- **Text shown**
—————
‘Employers do have a wide latitude and given the pandemic, I think the courts and tribunals and arbitrators will be lenient’
As many places of business welcome back many employees back to work, what types of testing and screening regimes should be considered by employers to ensure a safe return?
Canadian HR Reporter spoke with Ryan Watkins, partner at Whitten & Lublin employment and labour lawyers in Toronto, about what employers should keep in mind when considering rapid testing.
Q: What are the main benefits of rapid testing?
A: “From an employer standpoint, what’s great about it is that you can get — as the name sounds — rapid testing results rather quickly on whether your employee is potentially infected with COVID-19. Now, it’s not more comprehensive than what we call the PCR [polymerase chain reaction] test, so if somebody does test positive using the rapid test, they would have to then go get a PCR test but, at the end of the day, what it does do is assist in helping against spreading COVID-19 in the workplace.”
Q: How are rapid tests administered?
—————
- **Data listing**
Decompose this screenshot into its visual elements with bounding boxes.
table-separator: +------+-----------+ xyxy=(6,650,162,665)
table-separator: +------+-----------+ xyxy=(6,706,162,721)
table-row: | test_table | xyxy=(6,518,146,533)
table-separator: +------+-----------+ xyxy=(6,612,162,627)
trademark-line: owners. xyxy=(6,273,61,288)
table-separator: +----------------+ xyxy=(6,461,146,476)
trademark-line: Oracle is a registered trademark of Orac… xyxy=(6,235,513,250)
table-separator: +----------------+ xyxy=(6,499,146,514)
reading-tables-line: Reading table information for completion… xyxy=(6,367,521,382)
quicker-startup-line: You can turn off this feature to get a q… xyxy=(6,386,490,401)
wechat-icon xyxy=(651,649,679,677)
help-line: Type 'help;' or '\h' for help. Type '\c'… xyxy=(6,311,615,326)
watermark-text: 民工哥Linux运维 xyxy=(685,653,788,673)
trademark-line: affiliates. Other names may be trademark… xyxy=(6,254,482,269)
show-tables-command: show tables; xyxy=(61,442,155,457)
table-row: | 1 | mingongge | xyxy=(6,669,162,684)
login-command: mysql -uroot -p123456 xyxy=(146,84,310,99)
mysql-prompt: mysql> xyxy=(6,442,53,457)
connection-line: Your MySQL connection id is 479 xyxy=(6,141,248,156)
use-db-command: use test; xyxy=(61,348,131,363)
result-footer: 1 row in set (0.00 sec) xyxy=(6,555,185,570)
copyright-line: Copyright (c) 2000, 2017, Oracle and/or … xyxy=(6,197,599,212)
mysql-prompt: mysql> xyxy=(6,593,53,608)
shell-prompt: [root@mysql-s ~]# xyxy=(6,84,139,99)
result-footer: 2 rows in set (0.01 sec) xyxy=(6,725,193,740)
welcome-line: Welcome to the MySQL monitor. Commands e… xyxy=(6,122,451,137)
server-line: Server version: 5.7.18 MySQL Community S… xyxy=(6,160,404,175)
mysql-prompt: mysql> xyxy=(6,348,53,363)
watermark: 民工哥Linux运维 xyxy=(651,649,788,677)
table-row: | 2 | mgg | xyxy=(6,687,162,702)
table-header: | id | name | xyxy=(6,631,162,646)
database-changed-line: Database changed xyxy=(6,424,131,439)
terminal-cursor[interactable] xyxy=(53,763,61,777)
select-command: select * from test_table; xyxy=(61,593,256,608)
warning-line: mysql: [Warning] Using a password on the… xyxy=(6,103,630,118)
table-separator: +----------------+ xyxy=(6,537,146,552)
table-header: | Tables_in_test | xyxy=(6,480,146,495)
—————
- **Brief**
Reproduce verbatim the passage of the rapid testing interview above, from "Canadian HR Reporter" to "rapid tests administered?".

- **Result of this task**
Canadian HR Reporter spoke with Ryan Watkins, partner at Whitten & Lublin employment and labour lawyers in Toronto, about what employers should keep in mind when considering rapid testing.
Q: What are the main benefits of rapid testing?
A: “From an employer standpoint, what’s great about it is that you can get — as the name sounds — rapid testing results rather quickly on whether your employee is potentially infected with COVID-19. Now, it’s not more comprehensive than what we call the PCR [polymerase chain reaction] test, so if somebody does test positive using the rapid test, they would have to then go get a PCR test but, at the end of the day, what it does do is assist in helping against spreading COVID-19 in the workplace.”
Q: How are rapid tests administered?